▸ Job
Among the entries below, count the lines where the string "source" occurs, and give only the number.

▸ Material
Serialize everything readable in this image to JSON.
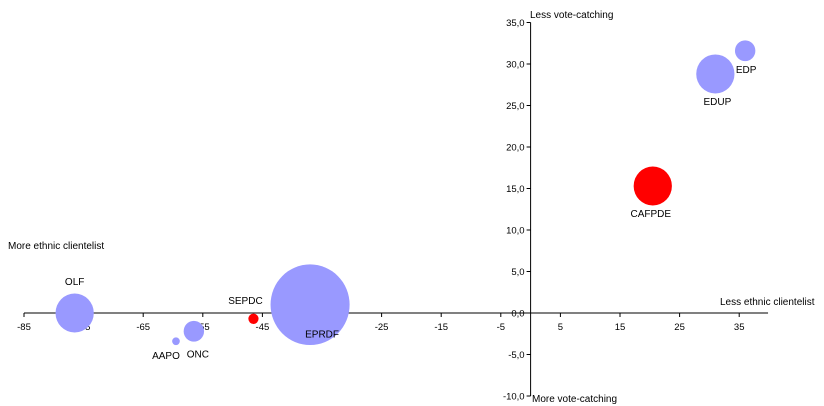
{
  "chart_data": {
    "type": "bubble",
    "x_ticks": [
      "-85",
      "-75",
      "-65",
      "-55",
      "-45",
      "-35",
      "-25",
      "-15",
      "-5",
      "5",
      "15",
      "25",
      "35"
    ],
    "x_tick_values": [
      -85,
      -75,
      -65,
      -55,
      -45,
      -35,
      -25,
      -15,
      -5,
      5,
      15,
      25,
      35
    ],
    "y_ticks": [
      "-10,0",
      "-5,0",
      "0,0",
      "5,0",
      "10,0",
      "15,0",
      "20,0",
      "25,0",
      "30,0",
      "35,0"
    ],
    "y_tick_values": [
      -10,
      -5,
      0,
      5,
      10,
      15,
      20,
      25,
      30,
      35
    ],
    "xlim": [
      -85,
      39
    ],
    "ylim": [
      -10,
      35
    ],
    "quadrant_labels": {
      "top": "Less vote-catching",
      "bottom": "More vote-catching",
      "left": "More ethnic clientelist",
      "right": "Less ethnic clientelist"
    },
    "points": [
      {
        "name": "OLF",
        "x": -76.5,
        "y": 0.0,
        "size": 7.5,
        "color": "#9999ff"
      },
      {
        "name": "AAPO",
        "x": -59.5,
        "y": -3.4,
        "size": 1.5,
        "color": "#9999ff"
      },
      {
        "name": "ONC",
        "x": -56.5,
        "y": -2.2,
        "size": 4.0,
        "color": "#9999ff"
      },
      {
        "name": "SEPDC",
        "x": -46.5,
        "y": -0.7,
        "size": 2.0,
        "color": "#ff0000"
      },
      {
        "name": "EPRDF",
        "x": -37.0,
        "y": 1.0,
        "size": 15.5,
        "color": "#9999ff"
      },
      {
        "name": "CAFPDE",
        "x": 20.5,
        "y": 15.3,
        "size": 7.5,
        "color": "#ff0000"
      },
      {
        "name": "EDUP",
        "x": 31.0,
        "y": 28.8,
        "size": 7.5,
        "color": "#9999ff"
      },
      {
        "name": "EDP",
        "x": 36.0,
        "y": 31.6,
        "size": 4.0,
        "color": "#9999ff"
      }
    ]
  }
}
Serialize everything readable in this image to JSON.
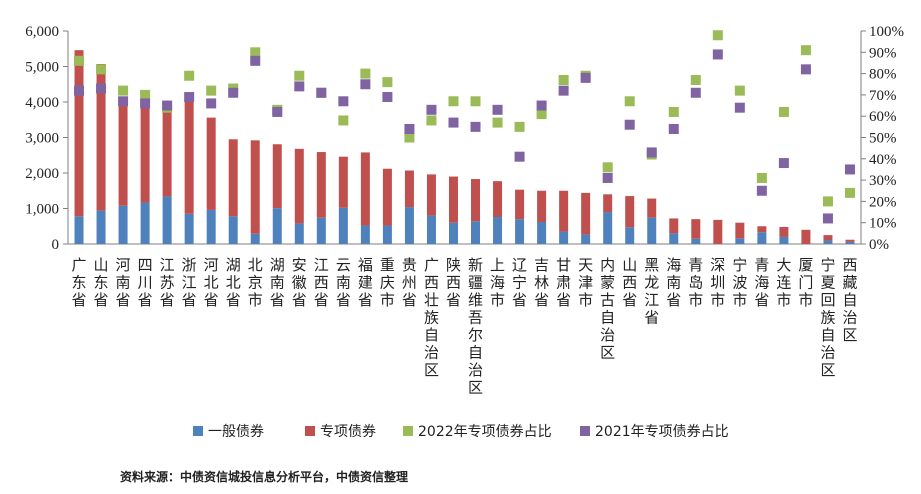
{
  "chart_data": {
    "type": "bar",
    "stacked": true,
    "categories": [
      "广东省",
      "山东省",
      "河南省",
      "四川省",
      "江苏省",
      "浙江省",
      "河北省",
      "湖北省",
      "北京市",
      "湖南省",
      "安徽省",
      "江西省",
      "云南省",
      "福建省",
      "重庆市",
      "贵州省",
      "广西壮族自治区",
      "陕西省",
      "新疆维吾尔自治区",
      "上海市",
      "辽宁省",
      "吉林省",
      "甘肃省",
      "天津市",
      "内蒙古自治区",
      "山西省",
      "黑龙江省",
      "海南省",
      "青岛市",
      "深圳市",
      "宁波市",
      "青海省",
      "大连市",
      "厦门市",
      "宁夏回族自治区",
      "西藏自治区"
    ],
    "series": [
      {
        "name": "一般债券",
        "type": "bar",
        "axis": "left",
        "color": "#4f81bd",
        "values": [
          780,
          940,
          1080,
          1170,
          1340,
          850,
          960,
          780,
          290,
          1010,
          580,
          740,
          1020,
          520,
          520,
          1040,
          800,
          600,
          640,
          760,
          700,
          620,
          350,
          270,
          900,
          470,
          740,
          300,
          150,
          0,
          160,
          330,
          200,
          0,
          100,
          60
        ]
      },
      {
        "name": "专项债券",
        "type": "bar",
        "axis": "left",
        "color": "#c0504d",
        "values": [
          4680,
          4130,
          2900,
          2720,
          2420,
          3220,
          2600,
          2170,
          2630,
          1800,
          2100,
          1850,
          1440,
          2060,
          1600,
          1030,
          1160,
          1300,
          1190,
          1010,
          830,
          880,
          1150,
          1170,
          500,
          880,
          540,
          420,
          550,
          680,
          440,
          170,
          280,
          400,
          150,
          60
        ]
      },
      {
        "name": "2022年专项债券占比",
        "type": "scatter",
        "axis": "right",
        "color": "#9bbb59",
        "values": [
          86,
          82,
          72,
          70,
          64,
          79,
          72,
          73,
          90,
          63,
          79,
          71,
          58,
          80,
          76,
          50,
          58,
          67,
          67,
          57,
          55,
          61,
          77,
          79,
          36,
          67,
          42,
          62,
          77,
          98,
          72,
          31,
          62,
          91,
          20,
          24
        ]
      },
      {
        "name": "2021年专项债券占比",
        "type": "scatter",
        "axis": "right",
        "color": "#8064a2",
        "values": [
          72,
          73,
          67,
          66,
          65,
          69,
          66,
          71,
          86,
          62,
          74,
          71,
          67,
          75,
          69,
          54,
          63,
          57,
          55,
          63,
          41,
          65,
          72,
          78,
          31,
          56,
          43,
          54,
          71,
          89,
          64,
          25,
          38,
          82,
          12,
          35
        ]
      }
    ],
    "yAxisLeft": {
      "min": 0,
      "max": 6000,
      "step": 1000,
      "tickLabels": [
        "0",
        "1,000",
        "2,000",
        "3,000",
        "4,000",
        "5,000",
        "6,000"
      ]
    },
    "yAxisRight": {
      "min": 0,
      "max": 100,
      "step": 10,
      "tickLabels": [
        "0%",
        "10%",
        "20%",
        "30%",
        "40%",
        "50%",
        "60%",
        "70%",
        "80%",
        "90%",
        "100%"
      ]
    },
    "grid": false,
    "legend": "bottom",
    "source": "资料来源：中债资信城投信息分析平台，中债资信整理"
  }
}
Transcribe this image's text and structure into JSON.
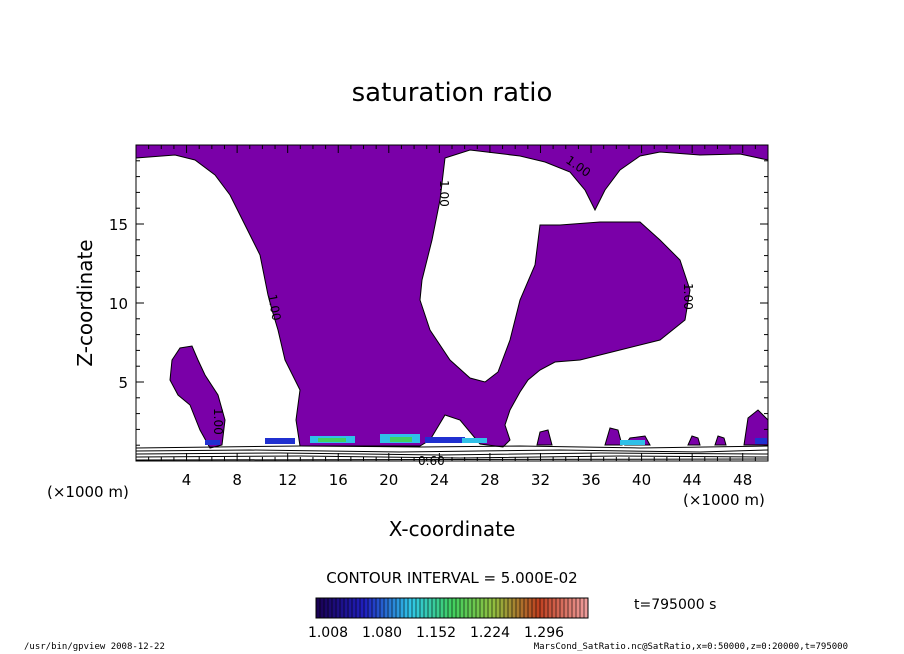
{
  "chart_data": {
    "type": "contour",
    "title": "saturation ratio",
    "xlabel": "X-coordinate",
    "ylabel": "Z-coordinate",
    "x_unit_left": "(×1000 m)",
    "x_unit_right": "(×1000 m)",
    "xlim": [
      0,
      50
    ],
    "ylim": [
      0,
      20
    ],
    "x_ticks": [
      4,
      8,
      12,
      16,
      20,
      24,
      28,
      32,
      36,
      40,
      44,
      48
    ],
    "y_ticks": [
      5,
      10,
      15
    ],
    "contour_interval": "CONTOUR INTERVAL = 5.000E-02",
    "contour_labels": [
      "1.00",
      "1.00",
      "1.00",
      "1.00",
      "1.00",
      "0.60"
    ],
    "fill_color": "#7a00a8",
    "colorbar": {
      "labels": [
        "1.008",
        "1.080",
        "1.152",
        "1.224",
        "1.296"
      ],
      "min": 1.008,
      "max": 1.296
    },
    "time_label": "t=795000  s"
  },
  "footer": {
    "left": "/usr/bin/gpview   2008-12-22",
    "right": "MarsCond_SatRatio.nc@SatRatio,x=0:50000,z=0:20000,t=795000"
  }
}
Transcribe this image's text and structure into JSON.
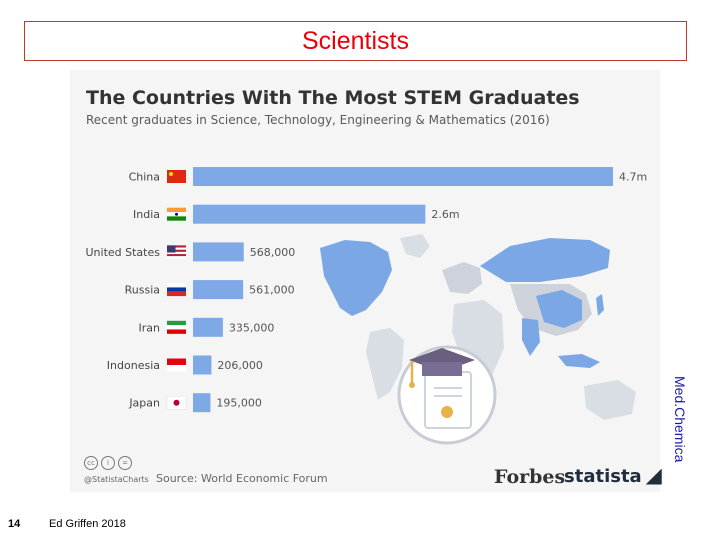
{
  "slide": {
    "title": "Scientists",
    "side_label": "Med.Chemica",
    "page_number": "14",
    "footer": "Ed Griffen 2018"
  },
  "chart_data": {
    "type": "bar",
    "orientation": "horizontal",
    "title": "The Countries With The Most STEM Graduates",
    "subtitle": "Recent graduates in Science, Technology, Engineering & Mathematics (2016)",
    "categories": [
      "China",
      "India",
      "United States",
      "Russia",
      "Iran",
      "Indonesia",
      "Japan"
    ],
    "values": [
      4700000,
      2600000,
      568000,
      561000,
      335000,
      206000,
      195000
    ],
    "data_labels": [
      "4.7m",
      "2.6m",
      "568,000",
      "561,000",
      "335,000",
      "206,000",
      "195,000"
    ],
    "flags": [
      "china-flag",
      "india-flag",
      "usa-flag",
      "russia-flag",
      "iran-flag",
      "indonesia-flag",
      "japan-flag"
    ],
    "bar_color": "#7fa9e6",
    "xlim": [
      0,
      4700000
    ],
    "grid": false,
    "source": "Source: World Economic Forum",
    "handle": "@StatistaCharts",
    "brands": [
      "Forbes",
      "statista"
    ]
  }
}
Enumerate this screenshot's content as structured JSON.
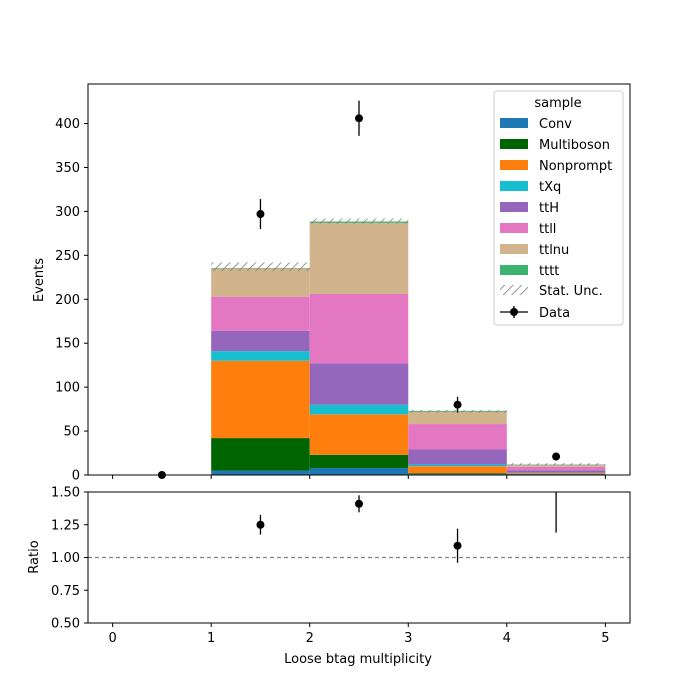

▸ Solution to this problem
2